(EXERCISE DETAILS): What follows are records. Restate all of them word for word.

□ □ □

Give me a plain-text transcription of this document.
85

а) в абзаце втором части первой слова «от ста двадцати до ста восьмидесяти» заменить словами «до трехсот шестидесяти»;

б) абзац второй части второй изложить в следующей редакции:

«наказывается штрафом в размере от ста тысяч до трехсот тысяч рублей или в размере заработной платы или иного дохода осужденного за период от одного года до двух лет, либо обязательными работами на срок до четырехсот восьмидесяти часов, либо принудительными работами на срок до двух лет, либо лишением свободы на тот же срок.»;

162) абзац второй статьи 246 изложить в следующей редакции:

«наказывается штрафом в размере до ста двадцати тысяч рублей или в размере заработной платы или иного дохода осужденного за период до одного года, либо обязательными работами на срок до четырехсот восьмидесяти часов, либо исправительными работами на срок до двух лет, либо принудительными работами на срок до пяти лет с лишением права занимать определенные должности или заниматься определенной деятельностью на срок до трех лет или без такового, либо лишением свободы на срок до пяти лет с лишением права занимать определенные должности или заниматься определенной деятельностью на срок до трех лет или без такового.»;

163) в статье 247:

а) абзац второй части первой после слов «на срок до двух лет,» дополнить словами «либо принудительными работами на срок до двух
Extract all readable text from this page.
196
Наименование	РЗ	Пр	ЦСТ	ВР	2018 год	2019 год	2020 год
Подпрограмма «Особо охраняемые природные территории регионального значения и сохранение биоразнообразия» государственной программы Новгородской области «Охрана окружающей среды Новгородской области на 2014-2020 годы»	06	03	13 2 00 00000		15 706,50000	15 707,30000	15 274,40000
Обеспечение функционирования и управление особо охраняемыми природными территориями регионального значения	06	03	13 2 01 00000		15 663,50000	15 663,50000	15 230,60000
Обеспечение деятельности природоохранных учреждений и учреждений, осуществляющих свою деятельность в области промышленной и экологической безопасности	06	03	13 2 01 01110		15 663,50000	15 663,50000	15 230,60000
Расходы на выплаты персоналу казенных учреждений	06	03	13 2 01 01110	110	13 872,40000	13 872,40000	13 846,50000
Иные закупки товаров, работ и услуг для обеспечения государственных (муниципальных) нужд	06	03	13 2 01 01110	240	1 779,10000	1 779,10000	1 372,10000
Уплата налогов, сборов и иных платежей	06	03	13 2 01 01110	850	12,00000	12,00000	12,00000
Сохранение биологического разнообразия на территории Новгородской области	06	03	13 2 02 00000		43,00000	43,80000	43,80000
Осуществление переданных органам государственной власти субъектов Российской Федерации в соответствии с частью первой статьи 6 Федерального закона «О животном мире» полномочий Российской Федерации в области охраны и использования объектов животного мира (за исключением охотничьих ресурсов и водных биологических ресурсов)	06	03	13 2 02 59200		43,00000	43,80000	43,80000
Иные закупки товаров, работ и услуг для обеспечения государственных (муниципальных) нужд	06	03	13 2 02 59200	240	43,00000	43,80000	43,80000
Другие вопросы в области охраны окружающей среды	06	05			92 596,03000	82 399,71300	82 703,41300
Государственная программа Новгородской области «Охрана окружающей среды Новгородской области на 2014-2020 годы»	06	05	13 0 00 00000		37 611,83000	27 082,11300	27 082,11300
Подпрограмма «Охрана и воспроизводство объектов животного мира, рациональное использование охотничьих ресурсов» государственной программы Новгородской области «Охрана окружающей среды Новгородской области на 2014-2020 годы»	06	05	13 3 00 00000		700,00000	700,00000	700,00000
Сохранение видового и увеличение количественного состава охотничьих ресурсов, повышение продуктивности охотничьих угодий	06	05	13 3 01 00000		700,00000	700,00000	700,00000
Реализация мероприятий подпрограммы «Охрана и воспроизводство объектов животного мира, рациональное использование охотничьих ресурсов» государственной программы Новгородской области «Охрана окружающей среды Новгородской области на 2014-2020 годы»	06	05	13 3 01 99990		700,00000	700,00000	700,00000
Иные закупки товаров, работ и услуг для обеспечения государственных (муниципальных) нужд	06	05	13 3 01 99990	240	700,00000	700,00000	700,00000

□ □ □

(RESULT BELOW):
Give me a plain-text transcription of this document.
85

а) в абзаце втором части первой слова «от ста двадцати до ста восьмидесяти» заменить словами «до трехсот шестидесяти»;

б) абзац второй части второй изложить в следующей редакции:

«наказывается штрафом в размере от ста тысяч до трехсот тысяч рублей или в размере заработной платы или иного дохода осужденного за период от одного года до двух лет, либо обязательными работами на срок до четырехсот восьмидесяти часов, либо принудительными работами на срок до двух лет, либо лишением свободы на тот же срок.»;

162) абзац второй статьи 246 изложить в следующей редакции:

«наказывается штрафом в размере до ста двадцати тысяч рублей или в размере заработной платы или иного дохода осужденного за период до одного года, либо обязательными работами на срок до четырехсот восьмидесяти часов, либо исправительными работами на срок до двух лет, либо принудительными работами на срок до пяти лет с лишением права занимать определенные должности или заниматься определенной деятельностью на срок до трех лет или без такового, либо лишением свободы на срок до пяти лет с лишением права занимать определенные должности или заниматься определенной деятельностью на срок до трех лет или без такового.»;

163) в статье 247:

а) абзац второй части первой после слов «на срок до двух лет,» дополнить словами «либо принудительными работами на срок до двух
Extract all readable text from this page.
196
Наименование	РЗ	Пр	ЦСТ	ВР	2018 год	2019 год	2020 год
Подпрограмма «Особо охраняемые природные территории регионального значения и сохранение биоразнообразия» государственной программы Новгородской области «Охрана окружающей среды Новгородской области на 2014-2020 годы»	06	03	13 2 00 00000		15 706,50000	15 707,30000	15 274,40000
Обеспечение функционирования и управление особо охраняемыми природными территориями регионального значения	06	03	13 2 01 00000		15 663,50000	15 663,50000	15 230,60000
Обеспечение деятельности природоохранных учреждений и учреждений, осуществляющих свою деятельность в области промышленной и экологической безопасности	06	03	13 2 01 01110		15 663,50000	15 663,50000	15 230,60000
Расходы на выплаты персоналу казенных учреждений	06	03	13 2 01 01110	110	13 872,40000	13 872,40000	13 846,50000
Иные закупки товаров, работ и услуг для обеспечения государственных (муниципальных) нужд	06	03	13 2 01 01110	240	1 779,10000	1 779,10000	1 372,10000
Уплата налогов, сборов и иных платежей	06	03	13 2 01 01110	850	12,00000	12,00000	12,00000
Сохранение биологического разнообразия на территории Новгородской области	06	03	13 2 02 00000		43,00000	43,80000	43,80000
Осуществление переданных органам государственной власти субъектов Российской Федерации в соответствии с частью первой статьи 6 Федерального закона «О животном мире» полномочий Российской Федерации в области охраны и использования объектов животного мира (за исключением охотничьих ресурсов и водных биологических ресурсов)	06	03	13 2 02 59200		43,00000	43,80000	43,80000
Иные закупки товаров, работ и услуг для обеспечения государственных (муниципальных) нужд	06	03	13 2 02 59200	240	43,00000	43,80000	43,80000
Другие вопросы в области охраны окружающей среды	06	05			92 596,03000	82 399,71300	82 703,41300
Государственная программа Новгородской области «Охрана окружающей среды Новгородской области на 2014-2020 годы»	06	05	13 0 00 00000		37 611,83000	27 082,11300	27 082,11300
Подпрограмма «Охрана и воспроизводство объектов животного мира, рациональное использование охотничьих ресурсов» государственной программы Новгородской области «Охрана окружающей среды Новгородской области на 2014-2020 годы»	06	05	13 3 00 00000		700,00000	700,00000	700,00000
Сохранение видового и увеличение количественного состава охотничьих ресурсов, повышение продуктивности охотничьих угодий	06	05	13 3 01 00000		700,00000	700,00000	700,00000
Реализация мероприятий подпрограммы «Охрана и воспроизводство объектов животного мира, рациональное использование охотничьих ресурсов» государственной программы Новгородской области «Охрана окружающей среды Новгородской области на 2014-2020 годы»	06	05	13 3 01 99990		700,00000	700,00000	700,00000
Иные закупки товаров, работ и услуг для обеспечения государственных (муниципальных) нужд	06	05	13 3 01 99990	240	700,00000	700,00000	700,00000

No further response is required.